INSTRUCTION. Write out all the lines again, precisely as they stand, but without the images.

SUPPLIED RECORDS.
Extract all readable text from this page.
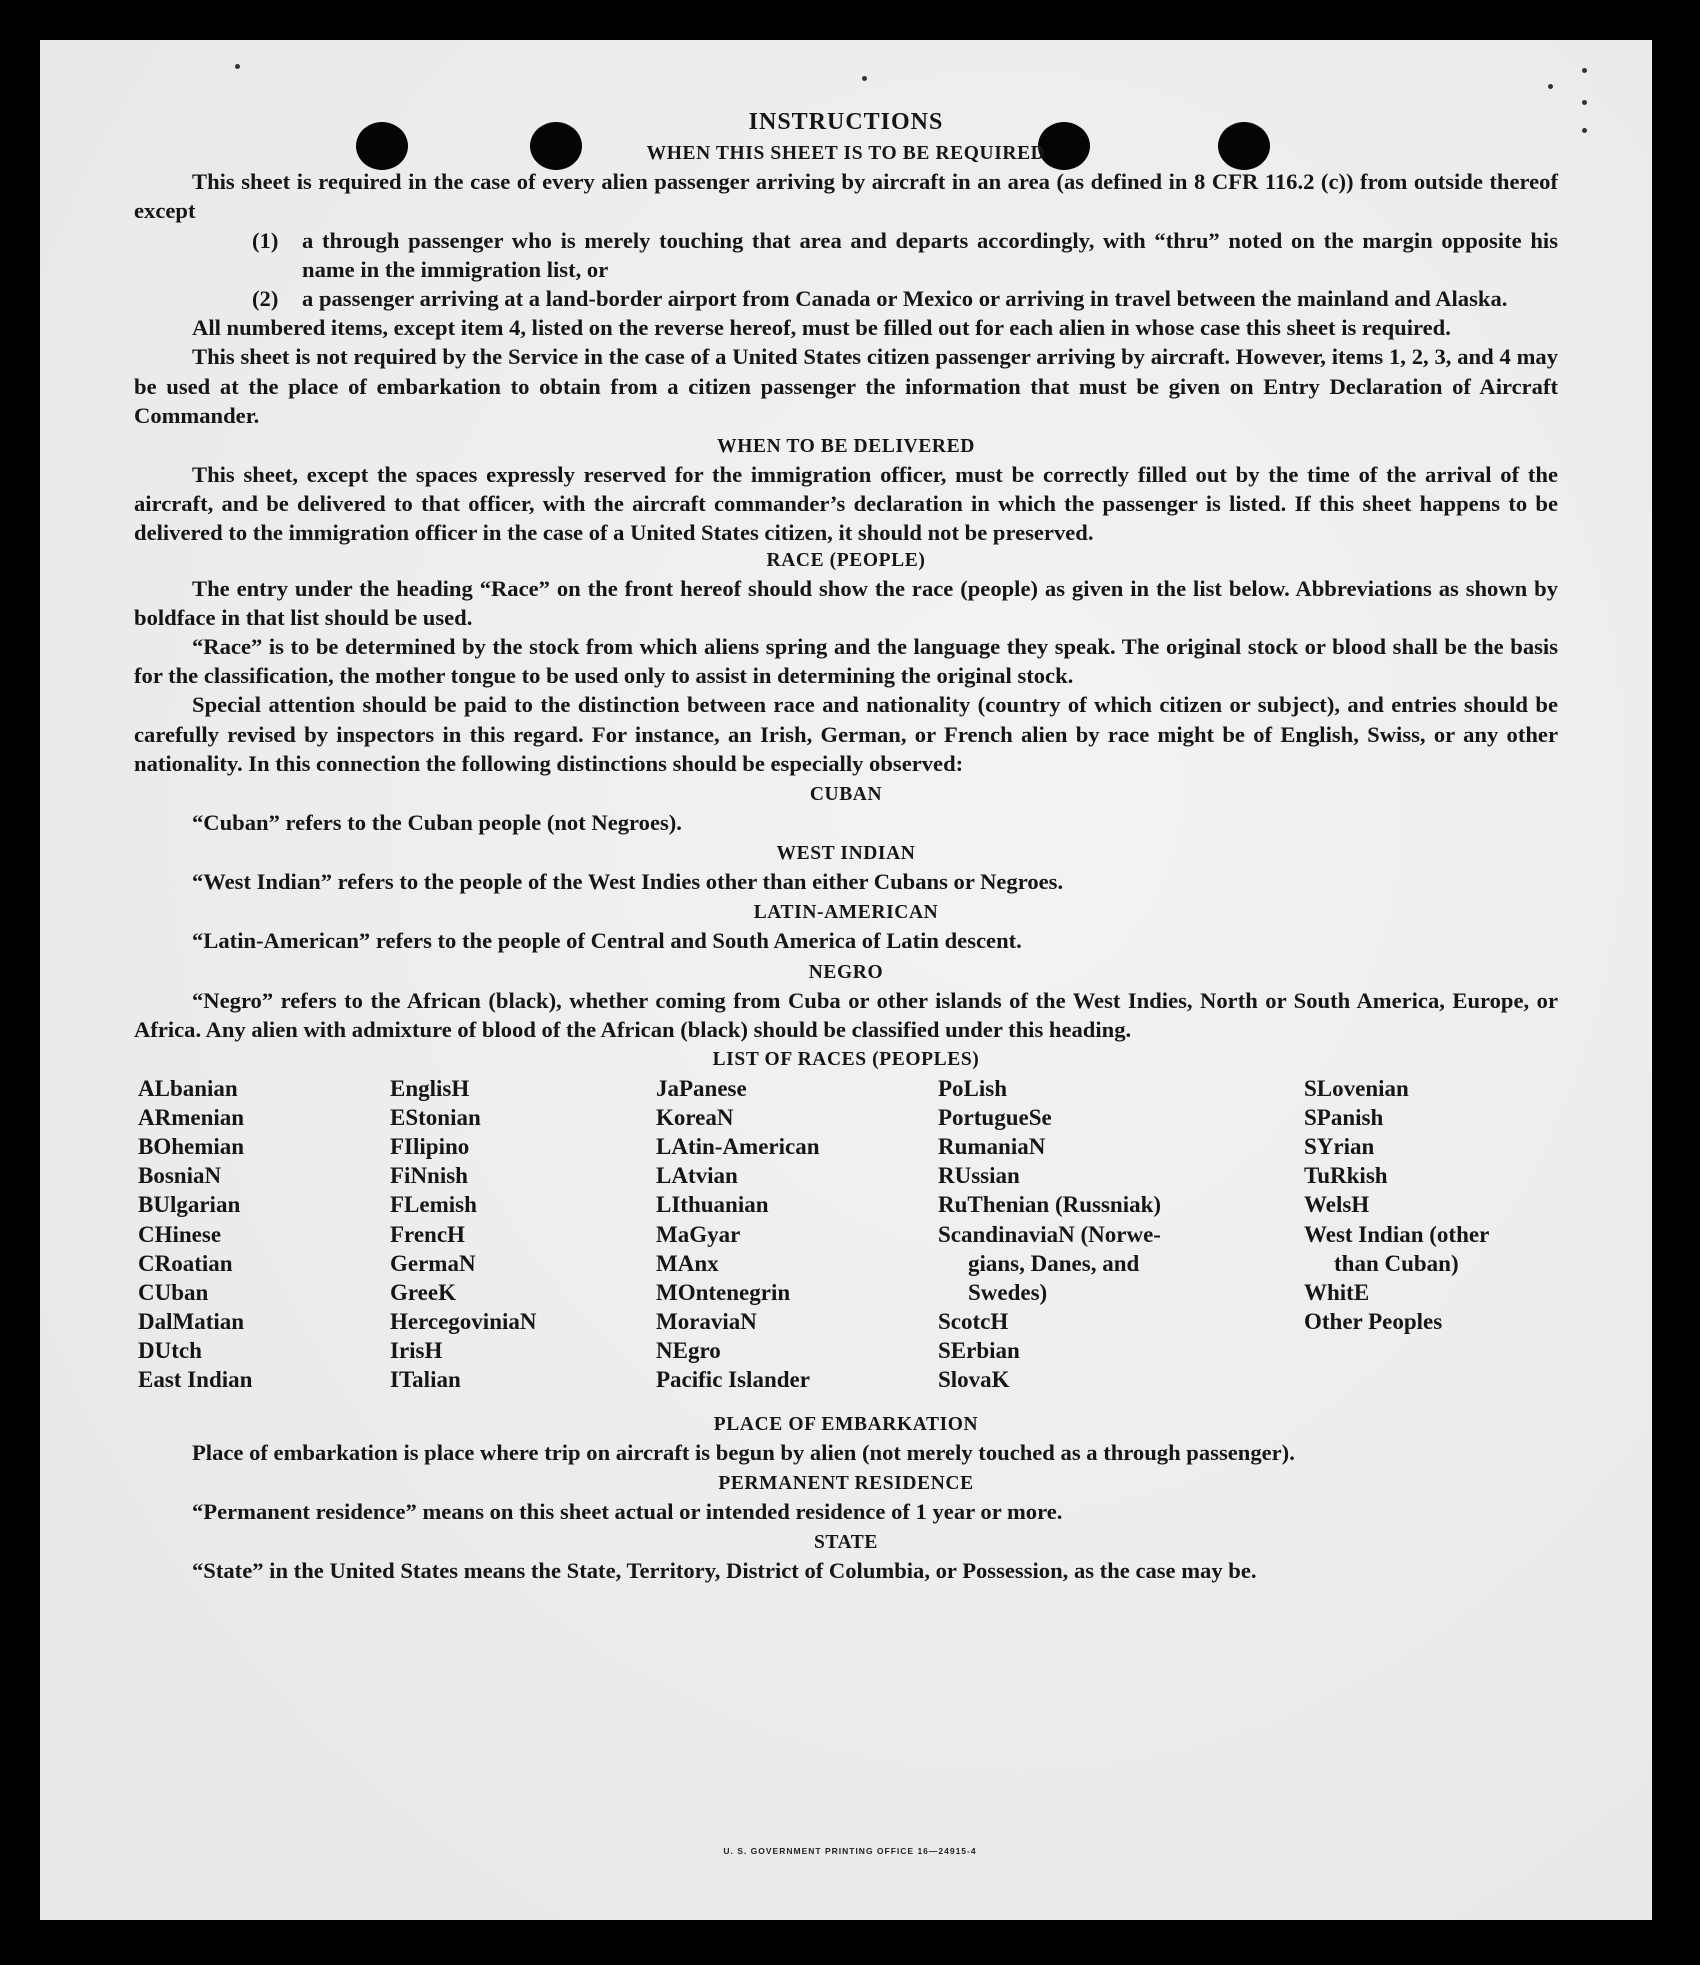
INSTRUCTIONS
WHEN THIS SHEET IS TO BE REQUIRED

This sheet is required in the case of every alien passenger arriving by aircraft in an area (as defined in 8 CFR 116.2 (c)) from outside thereof except

(1)	a through passenger who is merely touching that area and departs accordingly, with “thru” noted on the margin opposite his name in the immigration list, or
(2)	a passenger arriving at a land-border airport from Canada or Mexico or arriving in travel between the mainland and Alaska.

All numbered items, except item 4, listed on the reverse hereof, must be filled out for each alien in whose case this sheet is required.

This sheet is not required by the Service in the case of a United States citizen passenger arriving by aircraft. However, items 1, 2, 3, and 4 may be used at the place of embarkation to obtain from a citizen passenger the information that must be given on Entry Declaration of Aircraft Commander.

WHEN TO BE DELIVERED

This sheet, except the spaces expressly reserved for the immigration officer, must be correctly filled out by the time of the arrival of the aircraft, and be delivered to that officer, with the aircraft commander’s declaration in which the passenger is listed. If this sheet happens to be delivered to the immigration officer in the case of a United States citizen, it should not be preserved.

RACE (PEOPLE)

The entry under the heading “Race” on the front hereof should show the race (people) as given in the list below. Abbreviations as shown by boldface in that list should be used.

“Race” is to be determined by the stock from which aliens spring and the language they speak. The original stock or blood shall be the basis for the classification, the mother tongue to be used only to assist in determining the original stock.

Special attention should be paid to the distinction between race and nationality (country of which citizen or subject), and entries should be carefully revised by inspectors in this regard. For instance, an Irish, German, or French alien by race might be of English, Swiss, or any other nationality. In this connection the following distinctions should be especially observed:

CUBAN

“Cuban” refers to the Cuban people (not Negroes).

WEST INDIAN

“West Indian” refers to the people of the West Indies other than either Cubans or Negroes.

LATIN-AMERICAN

“Latin-American” refers to the people of Central and South America of Latin descent.

NEGRO

“Negro” refers to the African (black), whether coming from Cuba or other islands of the West Indies, North or South America, Europe, or Africa. Any alien with admixture of blood of the African (black) should be classified under this heading.

LIST OF RACES (PEOPLES)
ALbanian
ARmenian
BOhemian
BosniaN
BUlgarian
CHinese
CRoatian
CUban
DalMatian
DUtch
East Indian
EnglisH
EStonian
FIlipino
FiNnish
FLemish
FrencH
GermaN
GreeK
HercegoviniaN
IrisH
ITalian
JaPanese
KoreaN
LAtin-American
LAtvian
LIthuanian
MaGyar
MAnx
MOntenegrin
MoraviaN
NEgro
Pacific Islander
PoLish
PortugueSe
RumaniaN
RUssian
RuThenian (Russniak)
ScandinaviaN (Norwe-
gians, Danes, and
Swedes)
ScotcH
SErbian
SlovaK
SLovenian
SPanish
SYrian
TuRkish
WelsH
West Indian (other
than Cuban)
WhitE
Other Peoples
PLACE OF EMBARKATION

Place of embarkation is place where trip on aircraft is begun by alien (not merely touched as a through passenger).

PERMANENT RESIDENCE

“Permanent residence” means on this sheet actual or intended residence of 1 year or more.

STATE

“State” in the United States means the State, Territory, District of Columbia, or Possession, as the case may be.

U. S. GOVERNMENT PRINTING OFFICE 16—24915-4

SOLUTION FOR THIS TASK.
Extract all readable text from this page.
INSTRUCTIONS
WHEN THIS SHEET IS TO BE REQUIRED

This sheet is required in the case of every alien passenger arriving by aircraft in an area (as defined in 8 CFR 116.2 (c)) from outside thereof except

(1)	a through passenger who is merely touching that area and departs accordingly, with “thru” noted on the margin opposite his name in the immigration list, or
(2)	a passenger arriving at a land-border airport from Canada or Mexico or arriving in travel between the mainland and Alaska.

All numbered items, except item 4, listed on the reverse hereof, must be filled out for each alien in whose case this sheet is required.

This sheet is not required by the Service in the case of a United States citizen passenger arriving by aircraft. However, items 1, 2, 3, and 4 may be used at the place of embarkation to obtain from a citizen passenger the information that must be given on Entry Declaration of Aircraft Commander.

WHEN TO BE DELIVERED

This sheet, except the spaces expressly reserved for the immigration officer, must be correctly filled out by the time of the arrival of the aircraft, and be delivered to that officer, with the aircraft commander’s declaration in which the passenger is listed. If this sheet happens to be delivered to the immigration officer in the case of a United States citizen, it should not be preserved.

RACE (PEOPLE)

The entry under the heading “Race” on the front hereof should show the race (people) as given in the list below. Abbreviations as shown by boldface in that list should be used.

“Race” is to be determined by the stock from which aliens spring and the language they speak. The original stock or blood shall be the basis for the classification, the mother tongue to be used only to assist in determining the original stock.

Special attention should be paid to the distinction between race and nationality (country of which citizen or subject), and entries should be carefully revised by inspectors in this regard. For instance, an Irish, German, or French alien by race might be of English, Swiss, or any other nationality. In this connection the following distinctions should be especially observed:

CUBAN

“Cuban” refers to the Cuban people (not Negroes).

WEST INDIAN

“West Indian” refers to the people of the West Indies other than either Cubans or Negroes.

LATIN-AMERICAN

“Latin-American” refers to the people of Central and South America of Latin descent.

NEGRO

“Negro” refers to the African (black), whether coming from Cuba or other islands of the West Indies, North or South America, Europe, or Africa. Any alien with admixture of blood of the African (black) should be classified under this heading.

LIST OF RACES (PEOPLES)
ALbanian
ARmenian
BOhemian
BosniaN
BUlgarian
CHinese
CRoatian
CUban
DalMatian
DUtch
East Indian
EnglisH
EStonian
FIlipino
FiNnish
FLemish
FrencH
GermaN
GreeK
HercegoviniaN
IrisH
ITalian
JaPanese
KoreaN
LAtin-American
LAtvian
LIthuanian
MaGyar
MAnx
MOntenegrin
MoraviaN
NEgro
Pacific Islander
PoLish
PortugueSe
RumaniaN
RUssian
RuThenian (Russniak)
ScandinaviaN (Norwe-
gians, Danes, and
Swedes)
ScotcH
SErbian
SlovaK
SLovenian
SPanish
SYrian
TuRkish
WelsH
West Indian (other
than Cuban)
WhitE
Other Peoples
PLACE OF EMBARKATION

Place of embarkation is place where trip on aircraft is begun by alien (not merely touched as a through passenger).

PERMANENT RESIDENCE

“Permanent residence” means on this sheet actual or intended residence of 1 year or more.

STATE

“State” in the United States means the State, Territory, District of Columbia, or Possession, as the case may be.

U. S. GOVERNMENT PRINTING OFFICE 16—24915-4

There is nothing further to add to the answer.